(TASK OBJECTIVE): Extract the whole listing as it stands. Do not include the pictures.

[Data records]
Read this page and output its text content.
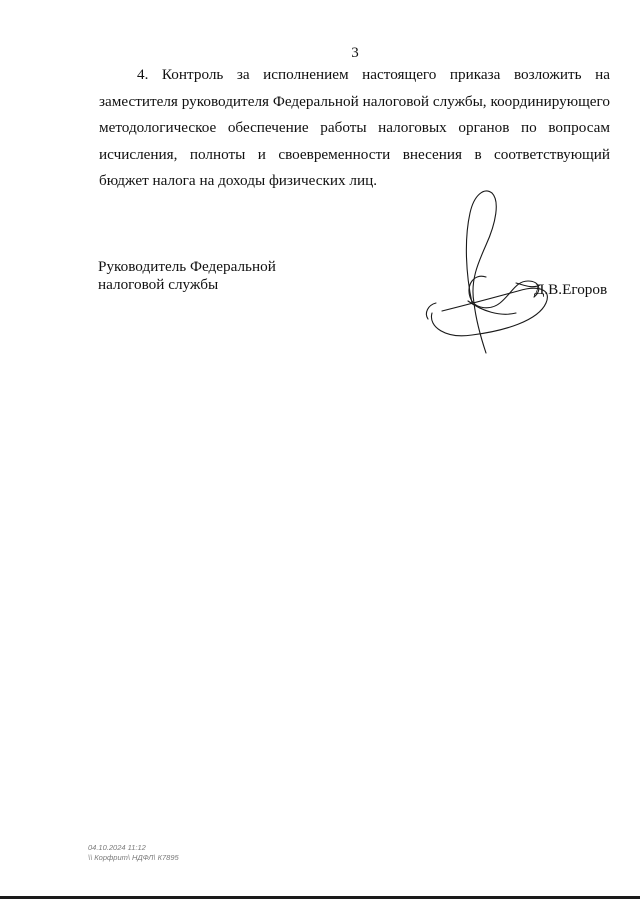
3

4. Контроль за исполнением настоящего приказа возложить на заместителя руководителя Федеральной налоговой службы, координирующего методологическое обеспечение работы налоговых органов по вопросам исчисления, полноты и своевременности внесения в соответствующий бюджет налога на доходы физических лиц.

Руководитель Федеральной
налоговой службы	Д.В.Егоров
04.10.2024 11:12
\\ Корфрит\ НДФЛ\ К7895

(FINISHED ANSWER):
Read this page and output its text content.
3

4. Контроль за исполнением настоящего приказа возложить на заместителя руководителя Федеральной налоговой службы, координирующего методологическое обеспечение работы налоговых органов по вопросам исчисления, полноты и своевременности внесения в соответствующий бюджет налога на доходы физических лиц.

Руководитель Федеральной
налоговой службы	Д.В.Егоров
04.10.2024 11:12
\\ Корфрит\ НДФЛ\ К7895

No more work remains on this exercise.